◆ Task to complete:
Return the listing below verbatim. Pictures do not belong in the copy.
-- START OF Dataset extract --
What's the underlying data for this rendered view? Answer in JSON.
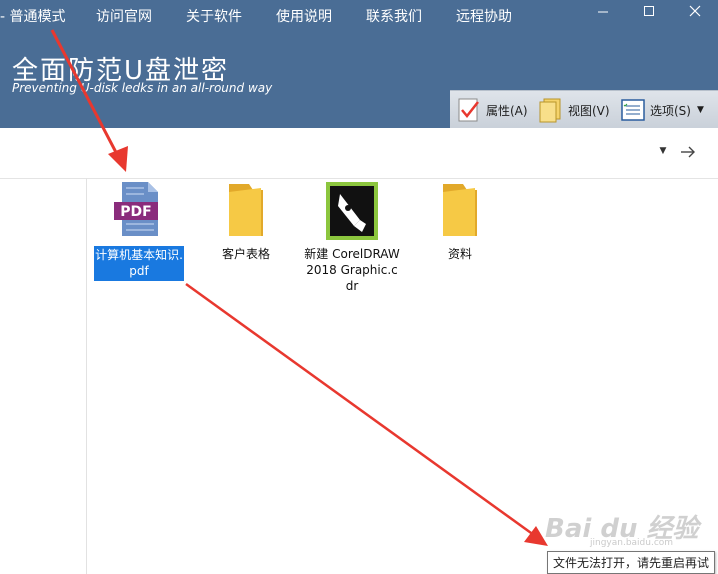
{
  "menubar": {
    "items": [
      "- 普通模式",
      "访问官网",
      "关于软件",
      "使用说明",
      "联系我们",
      "远程协助"
    ]
  },
  "app": {
    "title": "全面防范U盘泄密",
    "subtitle": "Preventing U-disk ledks in an all-round way"
  },
  "toolbar": {
    "properties_label": "属性(A)",
    "view_label": "视图(V)",
    "options_label": "选项(S)"
  },
  "files": [
    {
      "name": "计算机基本知识.pdf",
      "icon": "pdf-file-icon",
      "selected": true
    },
    {
      "name": "客户表格",
      "icon": "folder-icon",
      "selected": false
    },
    {
      "name": "新建 CorelDRAW 2018 Graphic.cdr",
      "icon": "coreldraw-file-icon",
      "selected": false
    },
    {
      "name": "资料",
      "icon": "folder-icon",
      "selected": false
    }
  ],
  "tooltip": {
    "text": "文件无法打开，请先重启再试"
  },
  "watermark": {
    "text": "Bai du 经验",
    "sub": "jingyan.baidu.com"
  },
  "colors": {
    "header": "#4a6d95",
    "selection": "#1979e0",
    "annotation_arrow": "#e8382f",
    "folder": "#f6c945"
  }
}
-- END OF Dataset extract --
◆ Written response:
What's the underlying data for this rendered view? Answer in JSON.
{
  "menubar": {
    "items": [
      "- 普通模式",
      "访问官网",
      "关于软件",
      "使用说明",
      "联系我们",
      "远程协助"
    ]
  },
  "app": {
    "title": "全面防范U盘泄密",
    "subtitle": "Preventing U-disk ledks in an all-round way"
  },
  "toolbar": {
    "properties_label": "属性(A)",
    "view_label": "视图(V)",
    "options_label": "选项(S)"
  },
  "files": [
    {
      "name": "计算机基本知识.pdf",
      "icon": "pdf-file-icon",
      "selected": true
    },
    {
      "name": "客户表格",
      "icon": "folder-icon",
      "selected": false
    },
    {
      "name": "新建 CorelDRAW 2018 Graphic.cdr",
      "icon": "coreldraw-file-icon",
      "selected": false
    },
    {
      "name": "资料",
      "icon": "folder-icon",
      "selected": false
    }
  ],
  "tooltip": {
    "text": "文件无法打开，请先重启再试"
  },
  "watermark": {
    "text": "Bai du 经验",
    "sub": "jingyan.baidu.com"
  },
  "colors": {
    "header": "#4a6d95",
    "selection": "#1979e0",
    "annotation_arrow": "#e8382f",
    "folder": "#f6c945"
  }
}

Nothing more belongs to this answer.